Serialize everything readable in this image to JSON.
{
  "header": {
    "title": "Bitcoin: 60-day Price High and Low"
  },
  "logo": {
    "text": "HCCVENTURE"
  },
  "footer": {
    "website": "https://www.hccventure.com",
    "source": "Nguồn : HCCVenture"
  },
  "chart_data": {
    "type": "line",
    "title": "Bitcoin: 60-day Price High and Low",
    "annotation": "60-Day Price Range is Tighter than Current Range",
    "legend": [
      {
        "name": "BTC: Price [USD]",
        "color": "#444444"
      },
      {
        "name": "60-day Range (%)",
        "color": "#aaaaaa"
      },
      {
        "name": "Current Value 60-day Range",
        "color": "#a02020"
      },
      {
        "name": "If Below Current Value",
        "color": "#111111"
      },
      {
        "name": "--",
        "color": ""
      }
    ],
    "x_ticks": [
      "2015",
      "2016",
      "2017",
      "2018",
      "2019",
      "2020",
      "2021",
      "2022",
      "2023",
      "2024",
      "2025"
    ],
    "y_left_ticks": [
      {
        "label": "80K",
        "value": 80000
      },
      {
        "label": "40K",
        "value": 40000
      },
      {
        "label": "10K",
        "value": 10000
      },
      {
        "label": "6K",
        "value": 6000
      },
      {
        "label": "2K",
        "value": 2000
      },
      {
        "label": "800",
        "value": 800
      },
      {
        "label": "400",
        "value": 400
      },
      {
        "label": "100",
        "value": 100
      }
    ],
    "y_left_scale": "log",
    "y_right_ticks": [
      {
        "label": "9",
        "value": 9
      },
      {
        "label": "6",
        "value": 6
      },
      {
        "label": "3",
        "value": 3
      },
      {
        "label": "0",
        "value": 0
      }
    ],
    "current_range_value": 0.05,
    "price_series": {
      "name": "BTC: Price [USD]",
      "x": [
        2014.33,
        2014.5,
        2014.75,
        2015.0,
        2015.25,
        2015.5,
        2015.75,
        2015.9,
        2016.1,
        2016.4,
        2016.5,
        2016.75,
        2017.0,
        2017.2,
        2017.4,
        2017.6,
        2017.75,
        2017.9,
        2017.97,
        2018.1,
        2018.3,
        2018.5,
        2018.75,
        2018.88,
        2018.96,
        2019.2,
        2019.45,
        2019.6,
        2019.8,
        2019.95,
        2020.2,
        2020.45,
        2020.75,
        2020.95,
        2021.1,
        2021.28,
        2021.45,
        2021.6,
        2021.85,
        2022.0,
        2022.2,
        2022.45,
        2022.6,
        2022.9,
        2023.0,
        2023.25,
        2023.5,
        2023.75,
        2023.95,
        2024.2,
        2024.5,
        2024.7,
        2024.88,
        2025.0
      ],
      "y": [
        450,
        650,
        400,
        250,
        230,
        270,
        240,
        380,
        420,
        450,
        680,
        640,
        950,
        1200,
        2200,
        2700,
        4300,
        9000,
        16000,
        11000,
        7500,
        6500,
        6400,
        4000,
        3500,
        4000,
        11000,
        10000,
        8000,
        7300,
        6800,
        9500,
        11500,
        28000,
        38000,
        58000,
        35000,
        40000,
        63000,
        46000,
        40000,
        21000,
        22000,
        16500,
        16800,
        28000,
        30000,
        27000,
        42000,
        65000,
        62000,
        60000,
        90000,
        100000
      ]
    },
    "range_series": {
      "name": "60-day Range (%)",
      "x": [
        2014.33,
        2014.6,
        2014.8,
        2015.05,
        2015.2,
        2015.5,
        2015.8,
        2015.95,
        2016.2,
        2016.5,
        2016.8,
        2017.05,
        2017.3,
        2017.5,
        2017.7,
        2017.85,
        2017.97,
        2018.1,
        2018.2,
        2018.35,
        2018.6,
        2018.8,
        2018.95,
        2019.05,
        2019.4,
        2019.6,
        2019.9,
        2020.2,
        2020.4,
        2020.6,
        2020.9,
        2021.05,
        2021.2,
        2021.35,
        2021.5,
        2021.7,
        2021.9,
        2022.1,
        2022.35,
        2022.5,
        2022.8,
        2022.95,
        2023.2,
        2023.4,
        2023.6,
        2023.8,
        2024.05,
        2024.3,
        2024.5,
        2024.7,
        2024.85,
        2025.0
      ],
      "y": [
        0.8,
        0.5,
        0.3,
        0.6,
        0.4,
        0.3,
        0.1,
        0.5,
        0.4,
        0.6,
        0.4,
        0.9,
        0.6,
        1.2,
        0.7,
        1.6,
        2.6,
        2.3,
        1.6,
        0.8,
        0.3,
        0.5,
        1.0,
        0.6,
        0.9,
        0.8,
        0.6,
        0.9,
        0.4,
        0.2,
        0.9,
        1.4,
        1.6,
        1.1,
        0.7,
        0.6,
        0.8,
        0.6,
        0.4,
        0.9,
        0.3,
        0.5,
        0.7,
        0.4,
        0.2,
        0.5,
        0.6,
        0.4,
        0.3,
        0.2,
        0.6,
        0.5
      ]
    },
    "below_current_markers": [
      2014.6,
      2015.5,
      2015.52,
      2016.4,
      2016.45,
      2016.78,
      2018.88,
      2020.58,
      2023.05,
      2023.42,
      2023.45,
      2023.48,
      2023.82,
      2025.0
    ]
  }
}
━━━━━━━━━━
EXERCISE GOAL: Set down the material above again, word for word.

IN RESPONSE:
Serialize everything readable in this image to JSON.
{
  "header": {
    "title": "Bitcoin: 60-day Price High and Low"
  },
  "logo": {
    "text": "HCCVENTURE"
  },
  "footer": {
    "website": "https://www.hccventure.com",
    "source": "Nguồn : HCCVenture"
  },
  "chart_data": {
    "type": "line",
    "title": "Bitcoin: 60-day Price High and Low",
    "annotation": "60-Day Price Range is Tighter than Current Range",
    "legend": [
      {
        "name": "BTC: Price [USD]",
        "color": "#444444"
      },
      {
        "name": "60-day Range (%)",
        "color": "#aaaaaa"
      },
      {
        "name": "Current Value 60-day Range",
        "color": "#a02020"
      },
      {
        "name": "If Below Current Value",
        "color": "#111111"
      },
      {
        "name": "--",
        "color": ""
      }
    ],
    "x_ticks": [
      "2015",
      "2016",
      "2017",
      "2018",
      "2019",
      "2020",
      "2021",
      "2022",
      "2023",
      "2024",
      "2025"
    ],
    "y_left_ticks": [
      {
        "label": "80K",
        "value": 80000
      },
      {
        "label": "40K",
        "value": 40000
      },
      {
        "label": "10K",
        "value": 10000
      },
      {
        "label": "6K",
        "value": 6000
      },
      {
        "label": "2K",
        "value": 2000
      },
      {
        "label": "800",
        "value": 800
      },
      {
        "label": "400",
        "value": 400
      },
      {
        "label": "100",
        "value": 100
      }
    ],
    "y_left_scale": "log",
    "y_right_ticks": [
      {
        "label": "9",
        "value": 9
      },
      {
        "label": "6",
        "value": 6
      },
      {
        "label": "3",
        "value": 3
      },
      {
        "label": "0",
        "value": 0
      }
    ],
    "current_range_value": 0.05,
    "price_series": {
      "name": "BTC: Price [USD]",
      "x": [
        2014.33,
        2014.5,
        2014.75,
        2015.0,
        2015.25,
        2015.5,
        2015.75,
        2015.9,
        2016.1,
        2016.4,
        2016.5,
        2016.75,
        2017.0,
        2017.2,
        2017.4,
        2017.6,
        2017.75,
        2017.9,
        2017.97,
        2018.1,
        2018.3,
        2018.5,
        2018.75,
        2018.88,
        2018.96,
        2019.2,
        2019.45,
        2019.6,
        2019.8,
        2019.95,
        2020.2,
        2020.45,
        2020.75,
        2020.95,
        2021.1,
        2021.28,
        2021.45,
        2021.6,
        2021.85,
        2022.0,
        2022.2,
        2022.45,
        2022.6,
        2022.9,
        2023.0,
        2023.25,
        2023.5,
        2023.75,
        2023.95,
        2024.2,
        2024.5,
        2024.7,
        2024.88,
        2025.0
      ],
      "y": [
        450,
        650,
        400,
        250,
        230,
        270,
        240,
        380,
        420,
        450,
        680,
        640,
        950,
        1200,
        2200,
        2700,
        4300,
        9000,
        16000,
        11000,
        7500,
        6500,
        6400,
        4000,
        3500,
        4000,
        11000,
        10000,
        8000,
        7300,
        6800,
        9500,
        11500,
        28000,
        38000,
        58000,
        35000,
        40000,
        63000,
        46000,
        40000,
        21000,
        22000,
        16500,
        16800,
        28000,
        30000,
        27000,
        42000,
        65000,
        62000,
        60000,
        90000,
        100000
      ]
    },
    "range_series": {
      "name": "60-day Range (%)",
      "x": [
        2014.33,
        2014.6,
        2014.8,
        2015.05,
        2015.2,
        2015.5,
        2015.8,
        2015.95,
        2016.2,
        2016.5,
        2016.8,
        2017.05,
        2017.3,
        2017.5,
        2017.7,
        2017.85,
        2017.97,
        2018.1,
        2018.2,
        2018.35,
        2018.6,
        2018.8,
        2018.95,
        2019.05,
        2019.4,
        2019.6,
        2019.9,
        2020.2,
        2020.4,
        2020.6,
        2020.9,
        2021.05,
        2021.2,
        2021.35,
        2021.5,
        2021.7,
        2021.9,
        2022.1,
        2022.35,
        2022.5,
        2022.8,
        2022.95,
        2023.2,
        2023.4,
        2023.6,
        2023.8,
        2024.05,
        2024.3,
        2024.5,
        2024.7,
        2024.85,
        2025.0
      ],
      "y": [
        0.8,
        0.5,
        0.3,
        0.6,
        0.4,
        0.3,
        0.1,
        0.5,
        0.4,
        0.6,
        0.4,
        0.9,
        0.6,
        1.2,
        0.7,
        1.6,
        2.6,
        2.3,
        1.6,
        0.8,
        0.3,
        0.5,
        1.0,
        0.6,
        0.9,
        0.8,
        0.6,
        0.9,
        0.4,
        0.2,
        0.9,
        1.4,
        1.6,
        1.1,
        0.7,
        0.6,
        0.8,
        0.6,
        0.4,
        0.9,
        0.3,
        0.5,
        0.7,
        0.4,
        0.2,
        0.5,
        0.6,
        0.4,
        0.3,
        0.2,
        0.6,
        0.5
      ]
    },
    "below_current_markers": [
      2014.6,
      2015.5,
      2015.52,
      2016.4,
      2016.45,
      2016.78,
      2018.88,
      2020.58,
      2023.05,
      2023.42,
      2023.45,
      2023.48,
      2023.82,
      2025.0
    ]
  }
}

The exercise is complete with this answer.